* **Input for this task**

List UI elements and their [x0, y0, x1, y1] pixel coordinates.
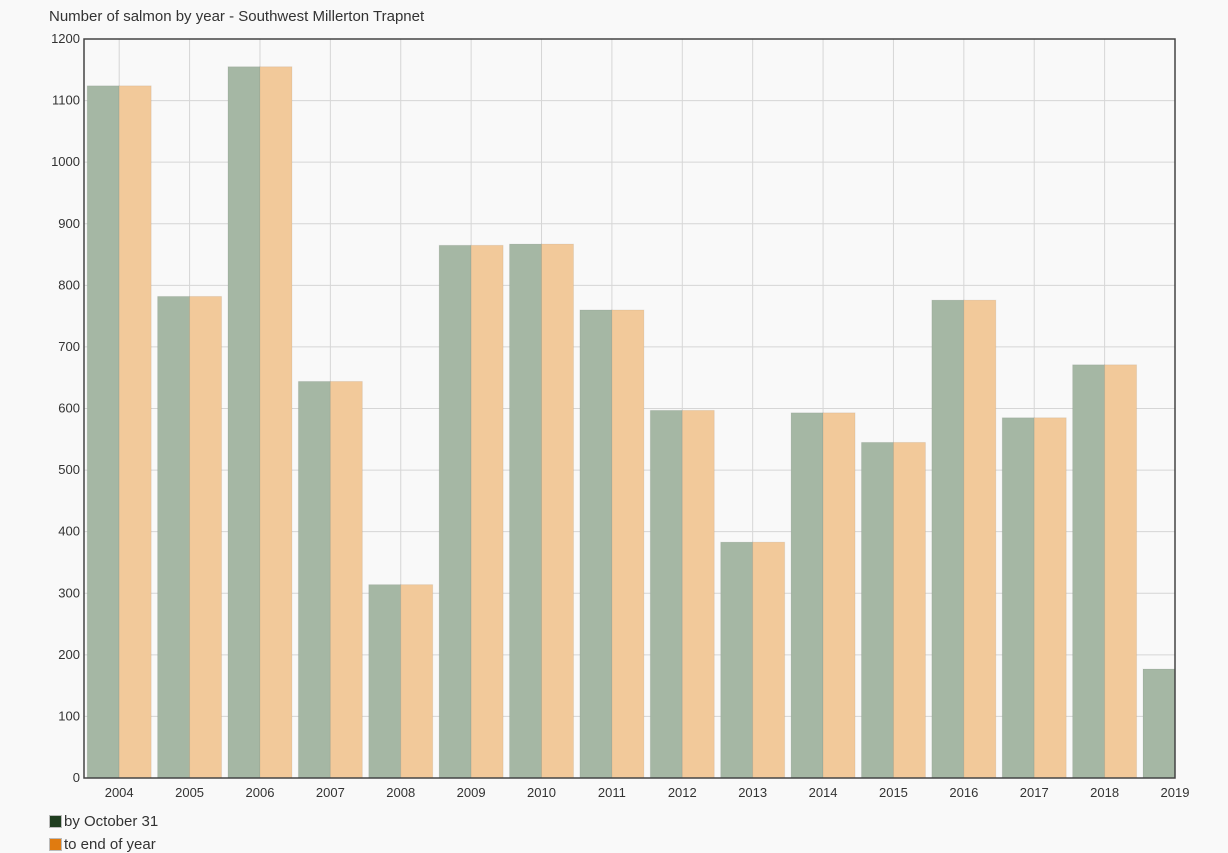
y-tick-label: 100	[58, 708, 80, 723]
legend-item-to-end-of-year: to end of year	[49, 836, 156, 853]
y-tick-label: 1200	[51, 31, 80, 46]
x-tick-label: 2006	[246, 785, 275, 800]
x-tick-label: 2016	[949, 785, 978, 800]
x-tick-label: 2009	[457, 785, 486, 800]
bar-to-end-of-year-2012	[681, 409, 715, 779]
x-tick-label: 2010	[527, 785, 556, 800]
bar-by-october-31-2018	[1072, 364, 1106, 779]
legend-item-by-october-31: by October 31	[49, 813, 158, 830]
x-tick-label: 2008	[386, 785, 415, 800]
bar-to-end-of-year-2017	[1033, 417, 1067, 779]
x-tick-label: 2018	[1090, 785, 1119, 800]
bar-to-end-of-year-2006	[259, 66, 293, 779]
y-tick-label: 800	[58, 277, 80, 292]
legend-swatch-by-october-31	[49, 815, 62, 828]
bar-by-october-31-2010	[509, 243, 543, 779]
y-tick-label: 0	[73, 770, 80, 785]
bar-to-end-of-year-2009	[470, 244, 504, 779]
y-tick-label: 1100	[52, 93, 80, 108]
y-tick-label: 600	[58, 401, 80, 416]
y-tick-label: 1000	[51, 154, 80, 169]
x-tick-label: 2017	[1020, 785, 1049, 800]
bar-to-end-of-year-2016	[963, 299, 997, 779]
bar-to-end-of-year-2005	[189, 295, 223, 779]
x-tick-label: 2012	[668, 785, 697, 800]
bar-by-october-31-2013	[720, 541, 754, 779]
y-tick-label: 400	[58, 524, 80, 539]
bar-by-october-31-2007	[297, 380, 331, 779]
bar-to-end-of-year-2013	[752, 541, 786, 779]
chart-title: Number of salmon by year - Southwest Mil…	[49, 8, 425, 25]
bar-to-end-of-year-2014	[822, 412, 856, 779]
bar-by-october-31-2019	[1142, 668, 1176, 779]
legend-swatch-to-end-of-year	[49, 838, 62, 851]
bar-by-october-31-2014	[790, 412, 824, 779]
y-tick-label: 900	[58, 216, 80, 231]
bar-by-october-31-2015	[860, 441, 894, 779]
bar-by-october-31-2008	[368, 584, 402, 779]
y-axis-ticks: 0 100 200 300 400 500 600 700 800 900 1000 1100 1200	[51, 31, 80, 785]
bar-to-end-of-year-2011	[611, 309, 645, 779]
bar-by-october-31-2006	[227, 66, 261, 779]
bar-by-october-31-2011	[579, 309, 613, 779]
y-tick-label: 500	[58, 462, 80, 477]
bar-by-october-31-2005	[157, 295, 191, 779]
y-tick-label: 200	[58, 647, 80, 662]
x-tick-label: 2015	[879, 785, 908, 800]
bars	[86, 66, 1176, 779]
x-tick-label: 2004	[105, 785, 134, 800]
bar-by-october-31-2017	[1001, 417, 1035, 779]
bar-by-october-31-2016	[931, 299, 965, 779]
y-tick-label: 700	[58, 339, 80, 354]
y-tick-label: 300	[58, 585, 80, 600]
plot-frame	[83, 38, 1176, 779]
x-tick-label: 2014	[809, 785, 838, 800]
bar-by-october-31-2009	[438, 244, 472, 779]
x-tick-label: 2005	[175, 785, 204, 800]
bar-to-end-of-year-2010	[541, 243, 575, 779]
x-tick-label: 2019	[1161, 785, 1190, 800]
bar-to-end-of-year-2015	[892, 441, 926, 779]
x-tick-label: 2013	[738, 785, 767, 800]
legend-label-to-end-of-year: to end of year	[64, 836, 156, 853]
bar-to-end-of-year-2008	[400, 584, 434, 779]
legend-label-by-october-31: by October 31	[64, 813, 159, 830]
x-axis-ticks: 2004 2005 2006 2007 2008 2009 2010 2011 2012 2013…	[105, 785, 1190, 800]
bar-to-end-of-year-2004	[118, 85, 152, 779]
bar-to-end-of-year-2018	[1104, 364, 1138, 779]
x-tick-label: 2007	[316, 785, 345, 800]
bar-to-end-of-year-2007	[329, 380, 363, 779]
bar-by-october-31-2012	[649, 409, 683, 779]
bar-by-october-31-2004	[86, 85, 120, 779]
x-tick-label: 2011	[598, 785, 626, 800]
...
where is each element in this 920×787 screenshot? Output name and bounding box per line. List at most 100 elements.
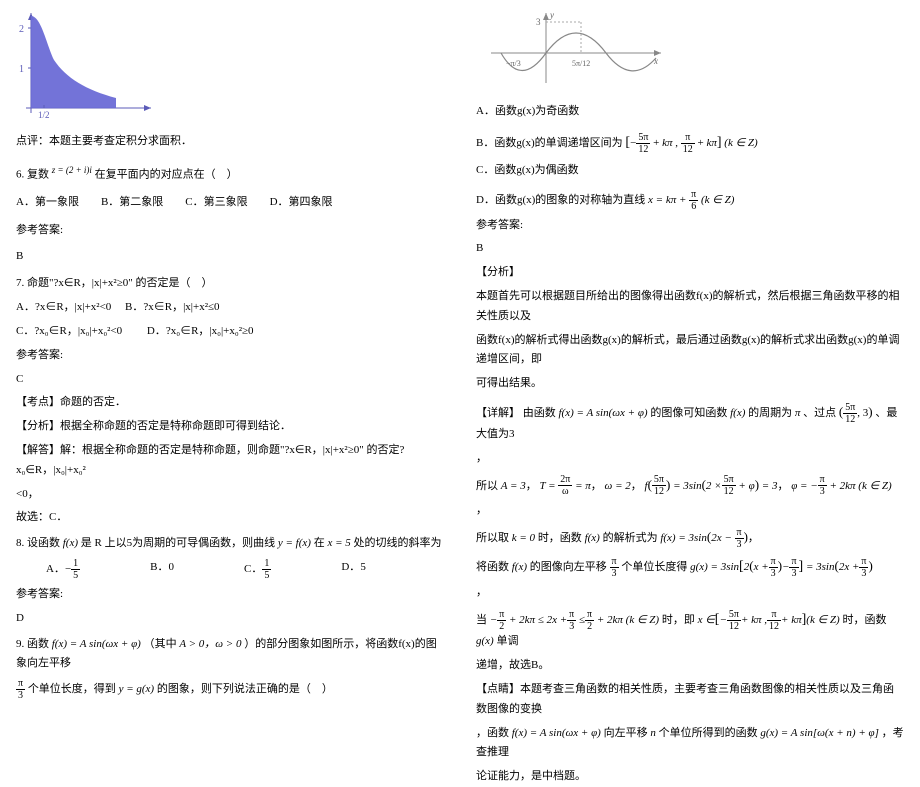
---
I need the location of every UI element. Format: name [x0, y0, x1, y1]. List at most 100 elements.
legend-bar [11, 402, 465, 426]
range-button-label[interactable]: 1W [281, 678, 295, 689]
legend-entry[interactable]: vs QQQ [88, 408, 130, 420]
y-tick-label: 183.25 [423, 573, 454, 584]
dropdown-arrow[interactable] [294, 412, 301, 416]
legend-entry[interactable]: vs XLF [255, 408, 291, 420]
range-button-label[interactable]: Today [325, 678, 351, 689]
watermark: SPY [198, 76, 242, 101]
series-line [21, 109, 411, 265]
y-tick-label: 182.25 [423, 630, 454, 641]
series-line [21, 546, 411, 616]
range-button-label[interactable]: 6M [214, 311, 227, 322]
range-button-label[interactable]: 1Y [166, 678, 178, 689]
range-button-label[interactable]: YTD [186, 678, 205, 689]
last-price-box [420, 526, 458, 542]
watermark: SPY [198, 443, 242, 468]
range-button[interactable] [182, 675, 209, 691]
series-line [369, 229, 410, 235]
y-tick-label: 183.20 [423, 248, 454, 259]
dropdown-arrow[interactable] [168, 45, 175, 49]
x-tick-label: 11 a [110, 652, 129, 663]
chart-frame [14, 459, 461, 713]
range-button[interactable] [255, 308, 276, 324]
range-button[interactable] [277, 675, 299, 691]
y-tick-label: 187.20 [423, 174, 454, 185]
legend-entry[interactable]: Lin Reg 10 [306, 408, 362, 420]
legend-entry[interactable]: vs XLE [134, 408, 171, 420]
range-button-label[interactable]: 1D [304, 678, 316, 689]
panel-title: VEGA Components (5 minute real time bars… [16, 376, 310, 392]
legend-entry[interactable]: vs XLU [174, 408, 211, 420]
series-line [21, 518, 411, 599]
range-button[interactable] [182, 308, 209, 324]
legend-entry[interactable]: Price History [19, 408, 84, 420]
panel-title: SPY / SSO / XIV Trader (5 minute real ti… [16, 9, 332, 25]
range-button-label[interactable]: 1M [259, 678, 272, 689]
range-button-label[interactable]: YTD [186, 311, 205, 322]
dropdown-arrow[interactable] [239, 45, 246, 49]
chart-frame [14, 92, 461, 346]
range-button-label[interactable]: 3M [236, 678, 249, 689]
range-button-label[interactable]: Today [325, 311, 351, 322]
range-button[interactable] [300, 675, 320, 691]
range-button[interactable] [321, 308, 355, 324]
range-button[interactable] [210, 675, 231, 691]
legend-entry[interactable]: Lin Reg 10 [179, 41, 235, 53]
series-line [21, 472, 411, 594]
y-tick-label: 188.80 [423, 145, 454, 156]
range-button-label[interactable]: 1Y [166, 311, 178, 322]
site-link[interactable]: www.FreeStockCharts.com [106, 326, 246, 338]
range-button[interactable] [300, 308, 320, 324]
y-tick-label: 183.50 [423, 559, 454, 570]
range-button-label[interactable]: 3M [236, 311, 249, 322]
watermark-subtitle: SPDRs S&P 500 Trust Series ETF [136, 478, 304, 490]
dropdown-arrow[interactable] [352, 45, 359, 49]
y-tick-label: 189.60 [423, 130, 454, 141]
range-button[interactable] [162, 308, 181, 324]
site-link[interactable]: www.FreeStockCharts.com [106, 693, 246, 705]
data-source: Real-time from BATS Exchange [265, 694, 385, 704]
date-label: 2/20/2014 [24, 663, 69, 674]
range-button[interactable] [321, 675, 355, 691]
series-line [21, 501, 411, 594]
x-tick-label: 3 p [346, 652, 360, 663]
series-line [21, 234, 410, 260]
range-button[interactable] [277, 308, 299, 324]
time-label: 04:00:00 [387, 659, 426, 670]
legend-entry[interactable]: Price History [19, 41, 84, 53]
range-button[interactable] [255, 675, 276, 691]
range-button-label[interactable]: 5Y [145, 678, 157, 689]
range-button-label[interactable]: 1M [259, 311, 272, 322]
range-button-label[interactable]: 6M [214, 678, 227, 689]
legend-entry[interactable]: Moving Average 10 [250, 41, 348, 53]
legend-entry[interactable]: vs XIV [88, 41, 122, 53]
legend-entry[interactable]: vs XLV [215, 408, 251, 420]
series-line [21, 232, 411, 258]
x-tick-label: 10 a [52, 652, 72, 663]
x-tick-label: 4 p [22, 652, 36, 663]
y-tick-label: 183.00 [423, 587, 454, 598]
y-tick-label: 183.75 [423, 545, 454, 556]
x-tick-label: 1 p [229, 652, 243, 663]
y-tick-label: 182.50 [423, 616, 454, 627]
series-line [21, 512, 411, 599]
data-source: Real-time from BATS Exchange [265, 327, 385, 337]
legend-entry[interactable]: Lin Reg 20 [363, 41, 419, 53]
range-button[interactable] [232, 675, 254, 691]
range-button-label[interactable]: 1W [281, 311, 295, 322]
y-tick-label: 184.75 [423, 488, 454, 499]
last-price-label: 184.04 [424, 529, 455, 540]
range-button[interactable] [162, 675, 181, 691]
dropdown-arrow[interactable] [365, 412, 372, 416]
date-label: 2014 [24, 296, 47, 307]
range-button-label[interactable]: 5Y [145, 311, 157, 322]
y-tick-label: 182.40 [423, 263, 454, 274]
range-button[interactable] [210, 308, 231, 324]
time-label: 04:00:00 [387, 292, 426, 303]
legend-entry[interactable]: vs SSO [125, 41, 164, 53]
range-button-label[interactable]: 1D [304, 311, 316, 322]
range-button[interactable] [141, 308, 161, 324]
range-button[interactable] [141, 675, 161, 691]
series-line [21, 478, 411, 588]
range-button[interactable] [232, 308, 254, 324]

* **The request**
Rewrite everything from the line containing "List UI elements" down to the line containing "541, 786, 779]", both included, as a numbered list without blank lines or pictures.

* **Finished exercise**
1. List UI elements and their [x0, y0, x1, y1] pixel coordinates.
2. y-tick-label: 100	[58, 708, 80, 723]
3. legend-item-to-end-of-year: to end of year	[49, 836, 156, 853]
4. y-tick-label: 1200	[51, 31, 80, 46]
5. x-tick-label: 2006	[246, 785, 275, 800]
6. x-tick-label: 2016	[949, 785, 978, 800]
7. x-tick-label: 2009	[457, 785, 486, 800]
8. bar-to-end-of-year-2012	[681, 409, 715, 779]
9. x-tick-label: 2010	[527, 785, 556, 800]
10. bar-by-october-31-2018	[1072, 364, 1106, 779]
11. legend-item-by-october-31: by October 31	[49, 813, 158, 830]
12. x-tick-label: 2008	[386, 785, 415, 800]
13. bar-to-end-of-year-2017	[1033, 417, 1067, 779]
14. x-tick-label: 2018	[1090, 785, 1119, 800]
15. bar-to-end-of-year-2006	[259, 66, 293, 779]
16. y-tick-label: 800	[58, 277, 80, 292]
17. legend-swatch-by-october-31	[49, 815, 62, 828]
18. bar-by-october-31-2010	[509, 243, 543, 779]
19. y-tick-label: 0	[73, 770, 80, 785]
20. bar-to-end-of-year-2009	[470, 244, 504, 779]
21. y-tick-label: 1100	[52, 93, 80, 108]
22. y-tick-label: 600	[58, 401, 80, 416]
23. y-tick-label: 1000	[51, 154, 80, 169]
24. x-tick-label: 2017	[1020, 785, 1049, 800]
25. bar-to-end-of-year-2016	[963, 299, 997, 779]
26. bar-to-end-of-year-2005	[189, 295, 223, 779]
27. x-tick-label: 2012	[668, 785, 697, 800]
28. bar-by-october-31-2013	[720, 541, 754, 779]
29. y-tick-label: 400	[58, 524, 80, 539]
30. bar-by-october-31-2007	[297, 380, 331, 779]
31. bar-to-end-of-year-2013	[752, 541, 786, 779]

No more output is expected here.